[Raw records]
◇ ◇ ◇ ◇

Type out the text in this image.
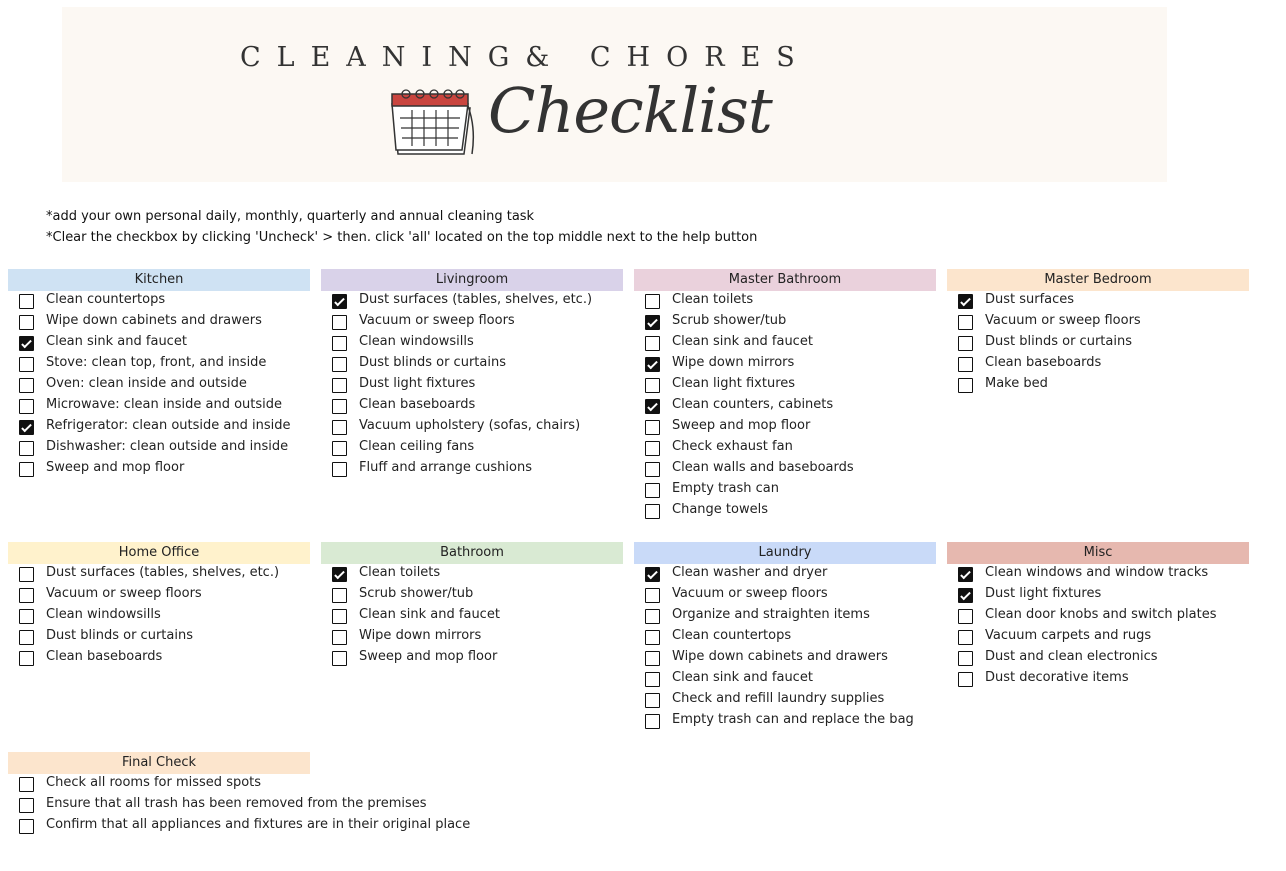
CLEANING& CHORES
Checklist
*add your own personal daily, monthly, quarterly and annual cleaning task
*Clear the checkbox by clicking 'Uncheck' > then. click 'all' located on the top middle next to the help button
Kitchen
Clean countertops
Wipe down cabinets and drawers
Clean sink and faucet
Stove: clean top, front, and inside
Oven: clean inside and outside
Microwave: clean inside and outside
Refrigerator: clean outside and inside
Dishwasher: clean outside and inside
Sweep and mop floor
Livingroom
Dust surfaces (tables, shelves, etc.)
Vacuum or sweep floors
Clean windowsills
Dust blinds or curtains
Dust light fixtures
Clean baseboards
Vacuum upholstery (sofas, chairs)
Clean ceiling fans
Fluff and arrange cushions
Master Bathroom
Clean toilets
Scrub shower/tub
Clean sink and faucet
Wipe down mirrors
Clean light fixtures
Clean counters, cabinets
Sweep and mop floor
Check exhaust fan
Clean walls and baseboards
Empty trash can
Change towels
Master Bedroom
Dust surfaces
Vacuum or sweep floors
Dust blinds or curtains
Clean baseboards
Make bed
Home Office
Dust surfaces (tables, shelves, etc.)
Vacuum or sweep floors
Clean windowsills
Dust blinds or curtains
Clean baseboards
Bathroom
Clean toilets
Scrub shower/tub
Clean sink and faucet
Wipe down mirrors
Sweep and mop floor
Laundry
Clean washer and dryer
Vacuum or sweep floors
Organize and straighten items
Clean countertops
Wipe down cabinets and drawers
Clean sink and faucet
Check and refill laundry supplies
Empty trash can and replace the bag
Misc
Clean windows and window tracks
Dust light fixtures
Clean door knobs and switch plates
Vacuum carpets and rugs
Dust and clean electronics
Dust decorative items
Final Check
Check all rooms for missed spots
Ensure that all trash has been removed from the premises
Confirm that all appliances and fixtures are in their original place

◇ ◇ ◇ ◇

§ What is required
Excluding the pictures, restate the records above word for word.

§ Written response
Type out the text in this image.
CLEANING& CHORES
Checklist
*add your own personal daily, monthly, quarterly and annual cleaning task
*Clear the checkbox by clicking 'Uncheck' > then. click 'all' located on the top middle next to the help button
Kitchen
Clean countertops
Wipe down cabinets and drawers
Clean sink and faucet
Stove: clean top, front, and inside
Oven: clean inside and outside
Microwave: clean inside and outside
Refrigerator: clean outside and inside
Dishwasher: clean outside and inside
Sweep and mop floor
Livingroom
Dust surfaces (tables, shelves, etc.)
Vacuum or sweep floors
Clean windowsills
Dust blinds or curtains
Dust light fixtures
Clean baseboards
Vacuum upholstery (sofas, chairs)
Clean ceiling fans
Fluff and arrange cushions
Master Bathroom
Clean toilets
Scrub shower/tub
Clean sink and faucet
Wipe down mirrors
Clean light fixtures
Clean counters, cabinets
Sweep and mop floor
Check exhaust fan
Clean walls and baseboards
Empty trash can
Change towels
Master Bedroom
Dust surfaces
Vacuum or sweep floors
Dust blinds or curtains
Clean baseboards
Make bed
Home Office
Dust surfaces (tables, shelves, etc.)
Vacuum or sweep floors
Clean windowsills
Dust blinds or curtains
Clean baseboards
Bathroom
Clean toilets
Scrub shower/tub
Clean sink and faucet
Wipe down mirrors
Sweep and mop floor
Laundry
Clean washer and dryer
Vacuum or sweep floors
Organize and straighten items
Clean countertops
Wipe down cabinets and drawers
Clean sink and faucet
Check and refill laundry supplies
Empty trash can and replace the bag
Misc
Clean windows and window tracks
Dust light fixtures
Clean door knobs and switch plates
Vacuum carpets and rugs
Dust and clean electronics
Dust decorative items
Final Check
Check all rooms for missed spots
Ensure that all trash has been removed from the premises
Confirm that all appliances and fixtures are in their original place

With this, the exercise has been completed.